[start LISTED ENTRIES]
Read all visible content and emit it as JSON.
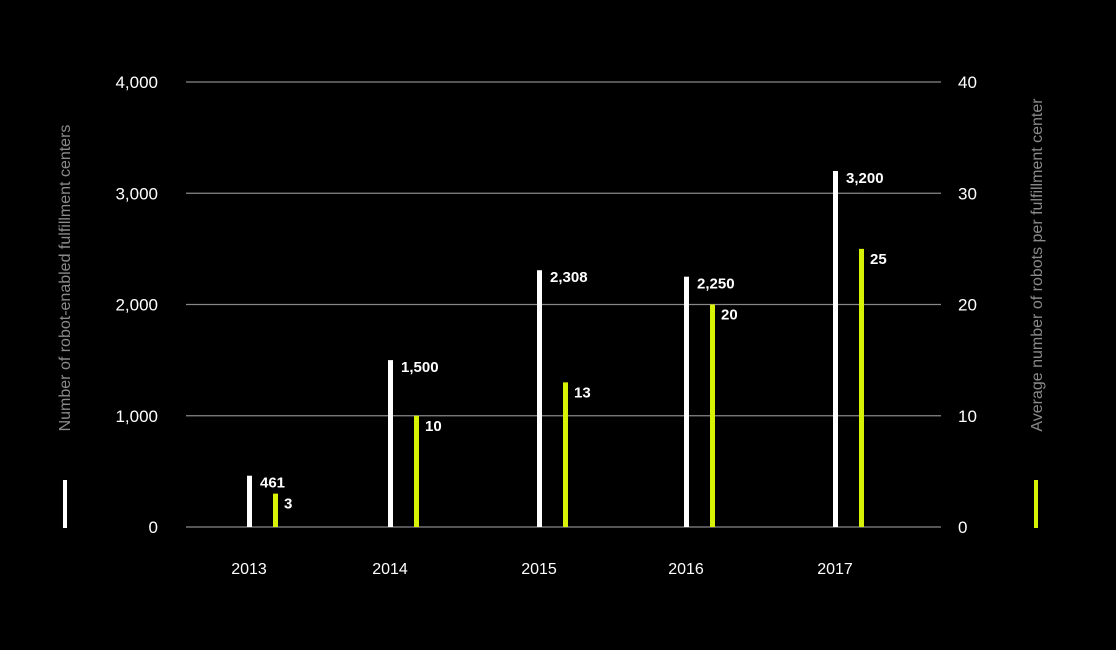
{
  "chart_data": {
    "type": "bar",
    "categories": [
      "2013",
      "2014",
      "2015",
      "2016",
      "2017"
    ],
    "series": [
      {
        "name": "Number of robot-enabled fulfillment centers",
        "axis": "left",
        "color": "#ffffff",
        "values": [
          461,
          1500,
          2308,
          2250,
          3200
        ],
        "labels": [
          "461",
          "1,500",
          "2,308",
          "2,250",
          "3,200"
        ]
      },
      {
        "name": "Average number of robots per fulfillment center",
        "axis": "right",
        "color": "#d7f205",
        "values": [
          3,
          10,
          13,
          20,
          25
        ],
        "labels": [
          "3",
          "10",
          "13",
          "20",
          "25"
        ]
      }
    ],
    "y_left": {
      "label": "Number of robot-enabled fulfillment centers",
      "lim": [
        0,
        4000
      ],
      "ticks": [
        0,
        1000,
        2000,
        3000,
        4000
      ],
      "tick_labels": [
        "0",
        "1,000",
        "2,000",
        "3,000",
        "4,000"
      ]
    },
    "y_right": {
      "label": "Average number of robots per fulfillment center",
      "lim": [
        0,
        40
      ],
      "ticks": [
        0,
        10,
        20,
        30,
        40
      ],
      "tick_labels": [
        "0",
        "10",
        "20",
        "30",
        "40"
      ]
    },
    "grid": true,
    "background": "#000000",
    "grid_color": "#888888",
    "axis_title_color": "#8a8a8a"
  }
}
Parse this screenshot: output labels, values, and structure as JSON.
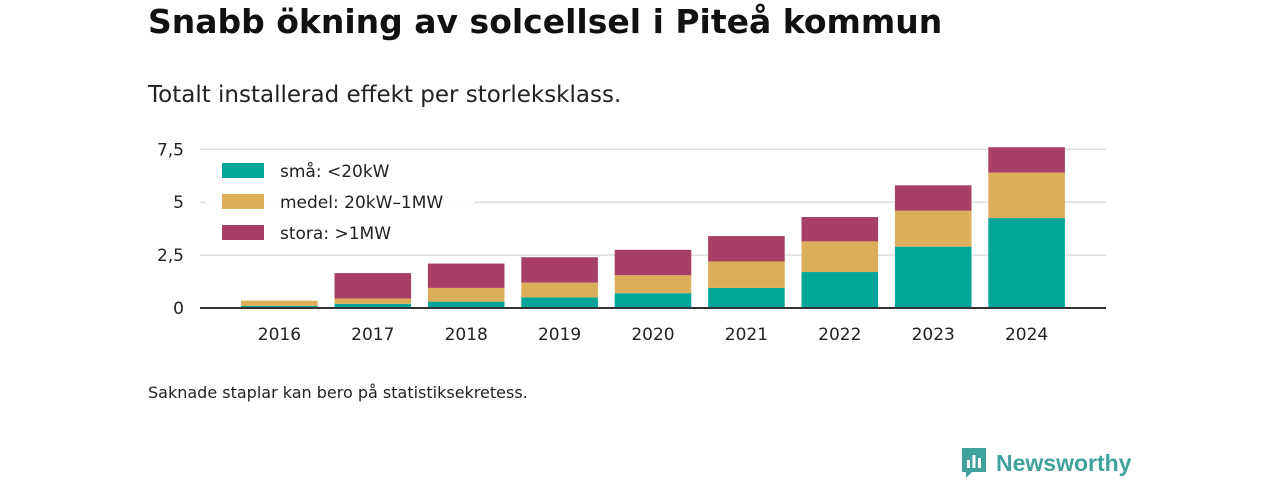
{
  "page": {
    "title": "Snabb ökning av solcellsel i Piteå kommun",
    "subtitle": "Totalt installerad effekt per storleksklass.",
    "note": "Saknade staplar kan bero på statistiksekretess.",
    "brand": "Newsworthy"
  },
  "chart_data": {
    "type": "bar",
    "stacked": true,
    "title": "Snabb ökning av solcellsel i Piteå kommun",
    "subtitle": "Totalt installerad effekt per storleksklass.",
    "xlabel": "",
    "ylabel": "",
    "categories": [
      "2016",
      "2017",
      "2018",
      "2019",
      "2020",
      "2021",
      "2022",
      "2023",
      "2024"
    ],
    "ylim": [
      0,
      7.8
    ],
    "yticks": [
      0,
      2.5,
      5,
      7.5
    ],
    "ytick_labels": [
      "0",
      "2,5",
      "5",
      "7,5"
    ],
    "grid": true,
    "legend": "top-left",
    "series": [
      {
        "name": "små: <20kW",
        "color": "#00a69a",
        "values": [
          0.1,
          0.2,
          0.3,
          0.5,
          0.7,
          0.95,
          1.7,
          2.9,
          4.25
        ]
      },
      {
        "name": "medel: 20kW–1MW",
        "color": "#dcae5a",
        "values": [
          0.25,
          0.25,
          0.65,
          0.7,
          0.85,
          1.25,
          1.45,
          1.7,
          2.15
        ]
      },
      {
        "name": "stora: >1MW",
        "color": "#a83f66",
        "values": [
          0.0,
          1.2,
          1.15,
          1.2,
          1.2,
          1.2,
          1.15,
          1.2,
          1.2
        ]
      }
    ]
  }
}
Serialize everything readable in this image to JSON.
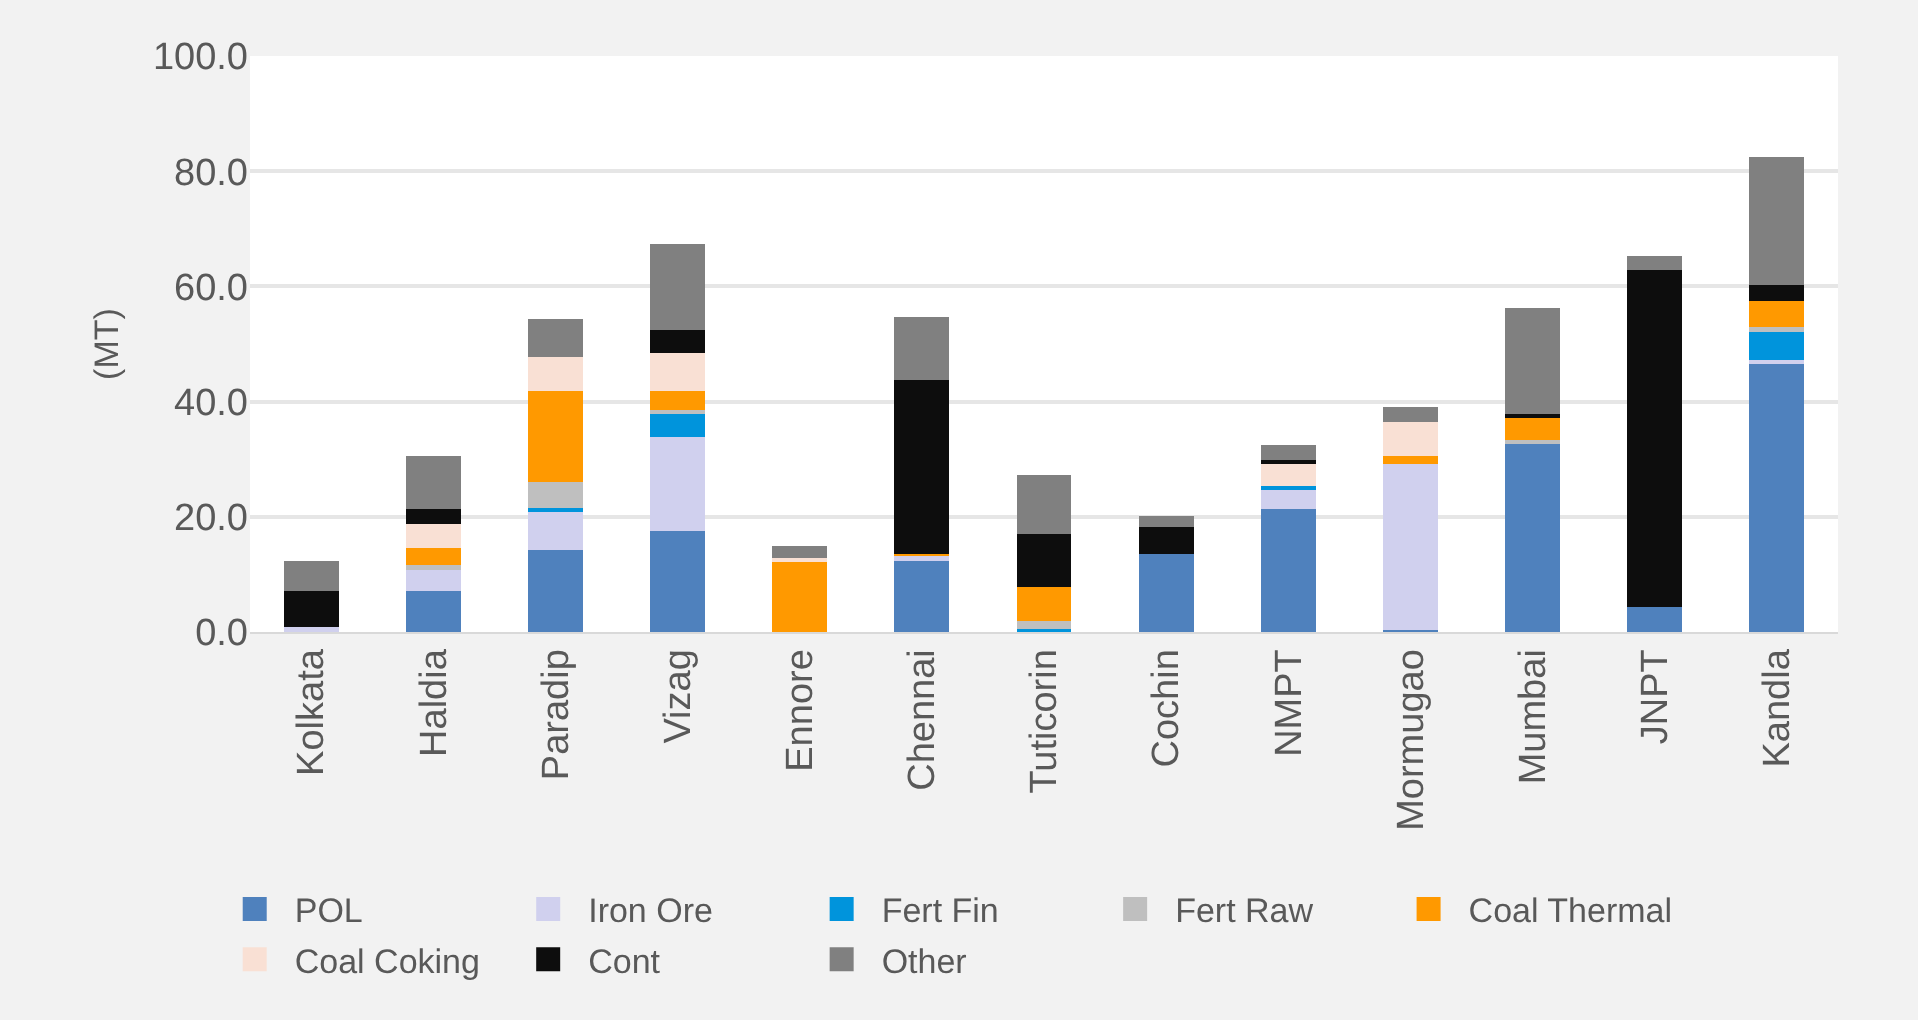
{
  "chart_data": {
    "type": "bar",
    "stacked": true,
    "ylabel": "(MT)",
    "categories": [
      "Kolkata",
      "Haldia",
      "Paradip",
      "Vizag",
      "Ennore",
      "Chennai",
      "Tuticorin",
      "Cochin",
      "NMPT",
      "Mormugao",
      "Mumbai",
      "JNPT",
      "Kandla"
    ],
    "series": [
      {
        "name": "POL",
        "color": "#4f81bd",
        "values": [
          0,
          7.1,
          14.2,
          17.6,
          0,
          12.3,
          0,
          13.6,
          21.4,
          0.3,
          32.7,
          4.3,
          46.5
        ]
      },
      {
        "name": "Iron Ore",
        "color": "#d0d0ee",
        "values": [
          0.8,
          3.9,
          6.6,
          16.3,
          0,
          0.9,
          null,
          0,
          3.5,
          28.9,
          0,
          0,
          0.7
        ]
      },
      {
        "name": "Fert Fin",
        "color": "#0094dc",
        "values": [
          0,
          0,
          0.8,
          4.0,
          0,
          0,
          0.6,
          0,
          0.4,
          0,
          0,
          0,
          5.2
        ]
      },
      {
        "name": "Fert Raw",
        "color": "#bfbfbf",
        "values": [
          0,
          0.6,
          4.5,
          0.7,
          0,
          null,
          1.3,
          0,
          0,
          0,
          0.7,
          0,
          0.5
        ]
      },
      {
        "name": "Coal Thermal",
        "color": "#ff9900",
        "values": [
          0,
          2.9,
          15.7,
          3.2,
          12.3,
          0.3,
          5.9,
          0,
          0,
          1.3,
          3.7,
          0,
          4.6
        ]
      },
      {
        "name": "Coal Coking",
        "color": "#f9e0d4",
        "values": [
          0,
          4.3,
          5.9,
          6.6,
          0.6,
          null,
          0,
          0,
          3.9,
          5.9,
          0,
          0,
          0
        ]
      },
      {
        "name": "Cont",
        "color": "#0d0d0d",
        "values": [
          6.3,
          2.6,
          0,
          4.0,
          0,
          30.3,
          9.2,
          4.6,
          0.7,
          0,
          0.8,
          58.6,
          2.8
        ]
      },
      {
        "name": "Other",
        "color": "#808080",
        "values": [
          5.2,
          9.1,
          6.6,
          15.0,
          2.0,
          10.9,
          10.3,
          1.9,
          2.6,
          2.7,
          18.3,
          2.4,
          22.1
        ]
      }
    ],
    "ylim": [
      0,
      100
    ],
    "yticks": [
      {
        "value": 0,
        "label": "0.0"
      },
      {
        "value": 20,
        "label": "20.0"
      },
      {
        "value": 40,
        "label": "40.0"
      },
      {
        "value": 60,
        "label": "60.0"
      },
      {
        "value": 80,
        "label": "80.0"
      },
      {
        "value": 100,
        "label": "100.0"
      }
    ],
    "grid": "y",
    "legend": "bottom"
  }
}
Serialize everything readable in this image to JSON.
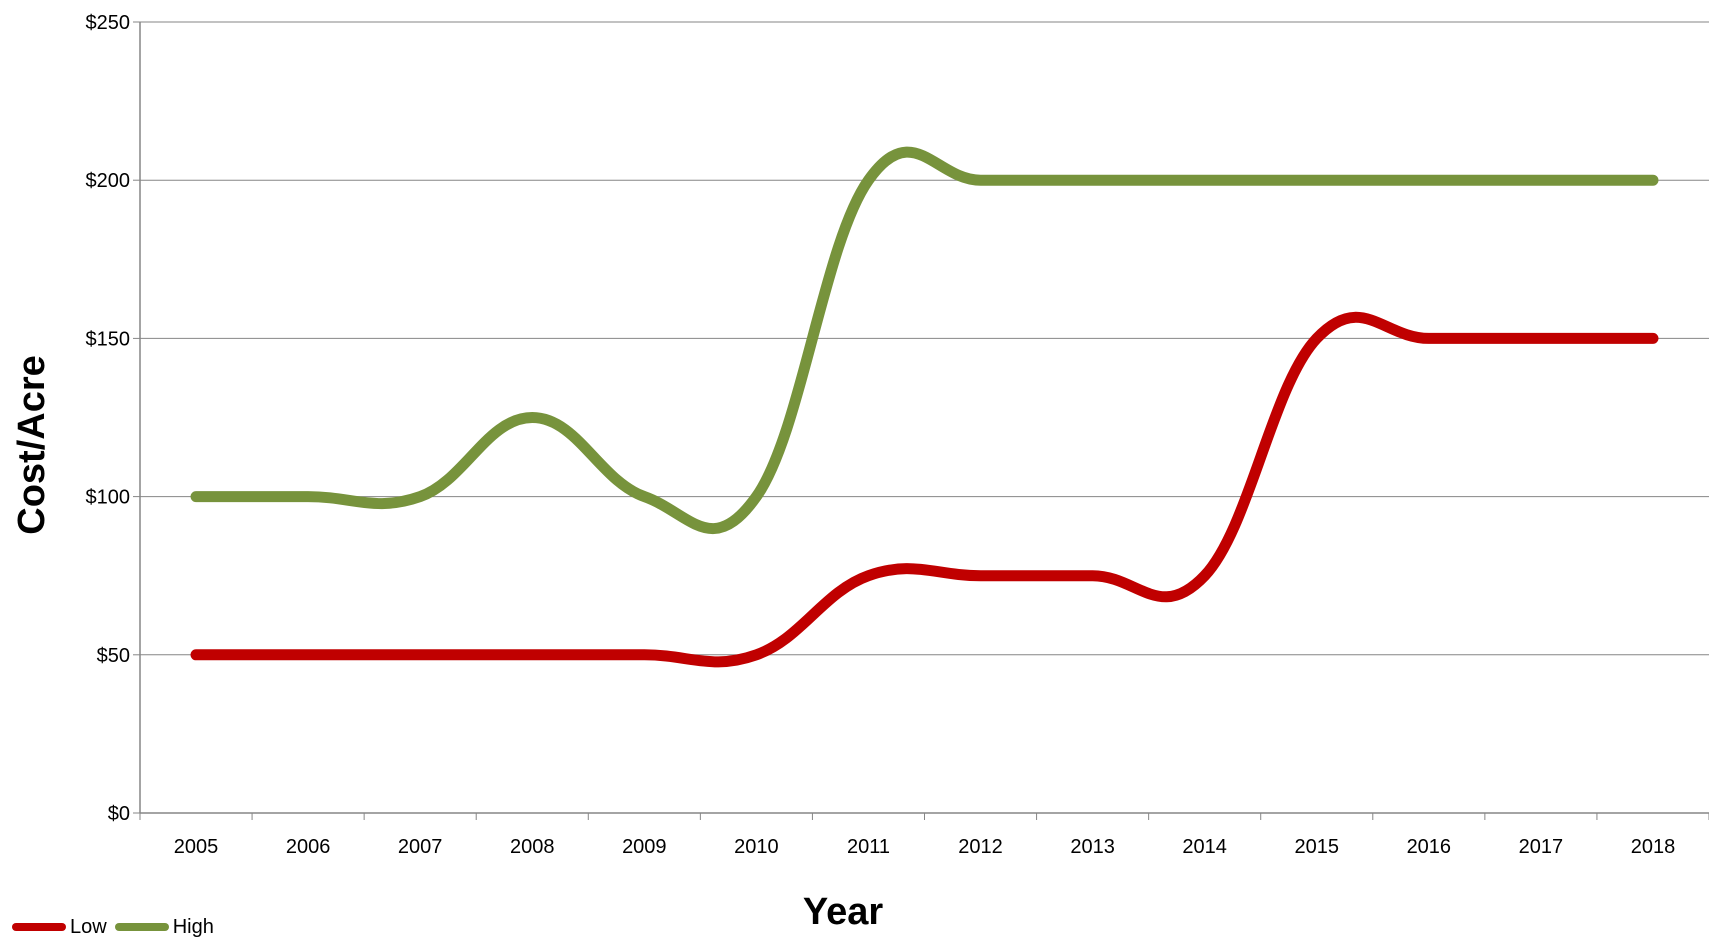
[end LISTED ENTRIES]
Read through the entries and copy every line that includes "enabled".

        "name": "Number of robot-enabled fulfillment centers",
      "label": "Number of robot-enabled fulfillment centers",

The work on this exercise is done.